• _Work to be completed_:
Copy all entries without alteration and skip the pictures they hold.

-- START Data listing --

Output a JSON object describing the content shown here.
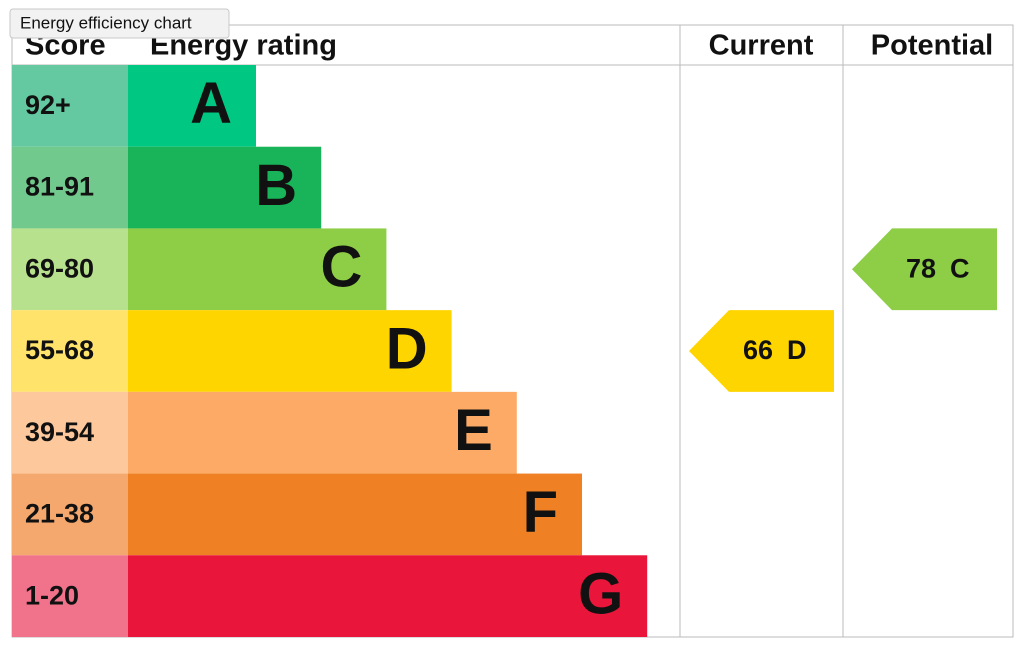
{
  "tooltip": "Energy efficiency chart",
  "headers": {
    "score": "Score",
    "rating": "Energy rating",
    "current": "Current",
    "potential": "Potential"
  },
  "bands": [
    {
      "score": "92+",
      "letter": "A",
      "color": "#00c781",
      "score_color": "#64c9a0"
    },
    {
      "score": "81-91",
      "letter": "B",
      "color": "#19b459",
      "score_color": "#72c98d"
    },
    {
      "score": "69-80",
      "letter": "C",
      "color": "#8dce46",
      "score_color": "#b8e18d"
    },
    {
      "score": "55-68",
      "letter": "D",
      "color": "#ffd500",
      "score_color": "#ffe36b"
    },
    {
      "score": "39-54",
      "letter": "E",
      "color": "#fcaa65",
      "score_color": "#fdc89c"
    },
    {
      "score": "21-38",
      "letter": "F",
      "color": "#ef8023",
      "score_color": "#f4a86e"
    },
    {
      "score": "1-20",
      "letter": "G",
      "color": "#e9153b",
      "score_color": "#f1728b"
    }
  ],
  "current": {
    "value": 66,
    "letter": "D"
  },
  "potential": {
    "value": 78,
    "letter": "C"
  }
}
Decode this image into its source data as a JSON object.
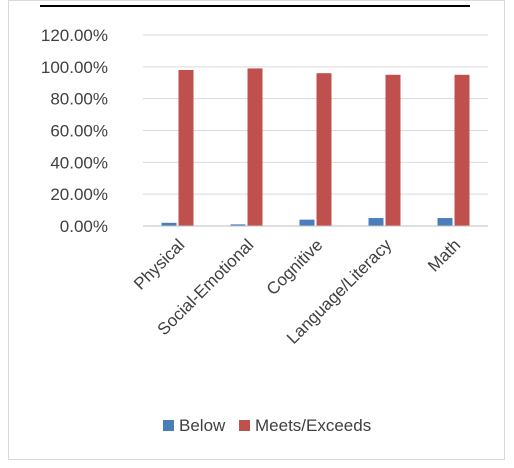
{
  "chart_data": {
    "type": "bar",
    "title": "",
    "xlabel": "",
    "ylabel": "",
    "categories": [
      "Physical",
      "Social-Emotional",
      "Cognitive",
      "Language/Literacy",
      "Math"
    ],
    "series": [
      {
        "name": "Below",
        "values": [
          0.02,
          0.01,
          0.04,
          0.05,
          0.05
        ],
        "color": "#4a7ebb"
      },
      {
        "name": "Meets/Exceeds",
        "values": [
          0.98,
          0.99,
          0.96,
          0.95,
          0.95
        ],
        "color": "#c0504d"
      }
    ],
    "ylim": [
      0,
      1.2
    ],
    "yticks": [
      "0.00%",
      "20.00%",
      "40.00%",
      "60.00%",
      "80.00%",
      "100.00%",
      "120.00%"
    ],
    "grid": true,
    "legend_position": "bottom"
  }
}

-- END Data listing --

• _Result for this task_:
Output a JSON object describing the content shown here.
{
  "tooltip": "Energy efficiency chart",
  "headers": {
    "score": "Score",
    "rating": "Energy rating",
    "current": "Current",
    "potential": "Potential"
  },
  "bands": [
    {
      "score": "92+",
      "letter": "A",
      "color": "#00c781",
      "score_color": "#64c9a0"
    },
    {
      "score": "81-91",
      "letter": "B",
      "color": "#19b459",
      "score_color": "#72c98d"
    },
    {
      "score": "69-80",
      "letter": "C",
      "color": "#8dce46",
      "score_color": "#b8e18d"
    },
    {
      "score": "55-68",
      "letter": "D",
      "color": "#ffd500",
      "score_color": "#ffe36b"
    },
    {
      "score": "39-54",
      "letter": "E",
      "color": "#fcaa65",
      "score_color": "#fdc89c"
    },
    {
      "score": "21-38",
      "letter": "F",
      "color": "#ef8023",
      "score_color": "#f4a86e"
    },
    {
      "score": "1-20",
      "letter": "G",
      "color": "#e9153b",
      "score_color": "#f1728b"
    }
  ],
  "current": {
    "value": 66,
    "letter": "D"
  },
  "potential": {
    "value": 78,
    "letter": "C"
  }
}
Decode this image into its source data as a JSON object.
{
  "chart_data": {
    "type": "bar",
    "title": "",
    "xlabel": "",
    "ylabel": "",
    "categories": [
      "Physical",
      "Social-Emotional",
      "Cognitive",
      "Language/Literacy",
      "Math"
    ],
    "series": [
      {
        "name": "Below",
        "values": [
          0.02,
          0.01,
          0.04,
          0.05,
          0.05
        ],
        "color": "#4a7ebb"
      },
      {
        "name": "Meets/Exceeds",
        "values": [
          0.98,
          0.99,
          0.96,
          0.95,
          0.95
        ],
        "color": "#c0504d"
      }
    ],
    "ylim": [
      0,
      1.2
    ],
    "yticks": [
      "0.00%",
      "20.00%",
      "40.00%",
      "60.00%",
      "80.00%",
      "100.00%",
      "120.00%"
    ],
    "grid": true,
    "legend_position": "bottom"
  }
}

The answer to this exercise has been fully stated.